Written instruction ->
Find each line with the string "more" and report it.

━━━━━ Data shown

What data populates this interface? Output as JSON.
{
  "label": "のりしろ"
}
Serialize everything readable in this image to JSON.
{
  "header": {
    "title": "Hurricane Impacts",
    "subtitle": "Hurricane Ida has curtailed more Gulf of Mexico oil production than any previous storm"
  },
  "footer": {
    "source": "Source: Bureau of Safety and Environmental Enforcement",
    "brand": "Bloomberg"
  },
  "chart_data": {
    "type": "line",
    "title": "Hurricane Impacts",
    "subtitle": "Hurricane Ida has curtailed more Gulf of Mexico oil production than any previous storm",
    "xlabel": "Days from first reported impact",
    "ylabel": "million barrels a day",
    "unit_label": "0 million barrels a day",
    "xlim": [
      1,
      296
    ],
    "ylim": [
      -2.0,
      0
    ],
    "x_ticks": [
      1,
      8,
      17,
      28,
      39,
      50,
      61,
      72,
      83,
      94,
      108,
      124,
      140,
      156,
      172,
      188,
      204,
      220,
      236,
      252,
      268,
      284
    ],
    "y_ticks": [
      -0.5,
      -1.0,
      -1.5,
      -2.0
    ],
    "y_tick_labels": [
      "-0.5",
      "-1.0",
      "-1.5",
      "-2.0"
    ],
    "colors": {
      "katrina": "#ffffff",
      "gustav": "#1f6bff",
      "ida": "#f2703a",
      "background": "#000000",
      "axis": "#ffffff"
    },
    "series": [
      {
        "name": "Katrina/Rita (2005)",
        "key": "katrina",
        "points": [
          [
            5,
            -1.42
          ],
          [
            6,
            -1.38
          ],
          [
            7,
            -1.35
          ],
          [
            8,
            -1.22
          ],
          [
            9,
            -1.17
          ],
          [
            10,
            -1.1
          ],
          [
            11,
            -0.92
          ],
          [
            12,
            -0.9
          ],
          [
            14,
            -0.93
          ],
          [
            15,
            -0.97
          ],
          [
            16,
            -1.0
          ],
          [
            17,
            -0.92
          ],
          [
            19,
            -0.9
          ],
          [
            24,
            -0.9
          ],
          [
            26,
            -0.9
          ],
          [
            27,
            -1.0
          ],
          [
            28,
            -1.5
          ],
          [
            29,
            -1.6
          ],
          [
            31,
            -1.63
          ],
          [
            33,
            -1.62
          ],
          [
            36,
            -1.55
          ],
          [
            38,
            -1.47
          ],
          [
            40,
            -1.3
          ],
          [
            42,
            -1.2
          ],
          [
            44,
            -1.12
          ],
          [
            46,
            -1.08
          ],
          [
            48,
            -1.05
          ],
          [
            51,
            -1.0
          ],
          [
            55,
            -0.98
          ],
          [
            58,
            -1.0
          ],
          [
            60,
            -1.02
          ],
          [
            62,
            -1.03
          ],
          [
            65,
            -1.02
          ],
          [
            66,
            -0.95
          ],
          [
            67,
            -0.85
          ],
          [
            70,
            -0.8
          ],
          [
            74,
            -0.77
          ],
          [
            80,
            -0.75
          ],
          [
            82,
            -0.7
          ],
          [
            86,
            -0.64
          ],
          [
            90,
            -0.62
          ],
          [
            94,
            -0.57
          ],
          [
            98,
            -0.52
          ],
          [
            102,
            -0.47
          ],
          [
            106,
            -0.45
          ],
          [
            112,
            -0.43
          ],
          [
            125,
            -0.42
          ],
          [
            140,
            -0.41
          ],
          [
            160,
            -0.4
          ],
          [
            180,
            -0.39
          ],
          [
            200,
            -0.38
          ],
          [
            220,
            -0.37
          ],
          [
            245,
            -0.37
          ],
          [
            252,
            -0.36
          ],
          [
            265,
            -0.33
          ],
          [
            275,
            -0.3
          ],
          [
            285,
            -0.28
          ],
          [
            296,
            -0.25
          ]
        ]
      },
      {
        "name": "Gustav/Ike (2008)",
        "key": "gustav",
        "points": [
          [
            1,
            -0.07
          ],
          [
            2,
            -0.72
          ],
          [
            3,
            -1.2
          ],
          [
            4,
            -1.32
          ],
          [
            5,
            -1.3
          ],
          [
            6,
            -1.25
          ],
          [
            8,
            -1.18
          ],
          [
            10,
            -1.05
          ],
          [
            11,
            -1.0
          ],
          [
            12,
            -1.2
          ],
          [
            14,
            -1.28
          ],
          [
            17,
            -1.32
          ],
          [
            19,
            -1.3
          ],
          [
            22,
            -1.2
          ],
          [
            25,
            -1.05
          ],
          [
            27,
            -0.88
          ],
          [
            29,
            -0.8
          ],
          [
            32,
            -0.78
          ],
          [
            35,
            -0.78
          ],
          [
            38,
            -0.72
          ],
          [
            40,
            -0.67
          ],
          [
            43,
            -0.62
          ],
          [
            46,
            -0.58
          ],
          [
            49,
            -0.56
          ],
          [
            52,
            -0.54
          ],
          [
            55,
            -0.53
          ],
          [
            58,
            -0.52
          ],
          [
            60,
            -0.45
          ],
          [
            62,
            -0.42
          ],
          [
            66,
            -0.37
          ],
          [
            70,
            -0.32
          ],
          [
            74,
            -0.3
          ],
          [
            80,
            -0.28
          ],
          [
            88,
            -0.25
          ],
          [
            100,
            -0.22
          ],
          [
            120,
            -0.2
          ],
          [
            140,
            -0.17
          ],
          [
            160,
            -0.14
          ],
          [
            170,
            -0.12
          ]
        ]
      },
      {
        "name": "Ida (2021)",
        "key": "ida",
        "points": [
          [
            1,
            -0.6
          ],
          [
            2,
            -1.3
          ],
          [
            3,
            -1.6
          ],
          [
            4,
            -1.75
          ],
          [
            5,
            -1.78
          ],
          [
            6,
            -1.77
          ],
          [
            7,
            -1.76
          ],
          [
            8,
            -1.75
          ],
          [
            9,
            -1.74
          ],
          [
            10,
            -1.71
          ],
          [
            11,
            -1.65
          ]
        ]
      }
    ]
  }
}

━━━━━━━━━━

Solution to this exercise ->
    "subtitle": "Hurricane Ida has curtailed more Gulf of Mexico oil production than any previous storm"
    "subtitle": "Hurricane Ida has curtailed more Gulf of Mexico oil production than any previous storm",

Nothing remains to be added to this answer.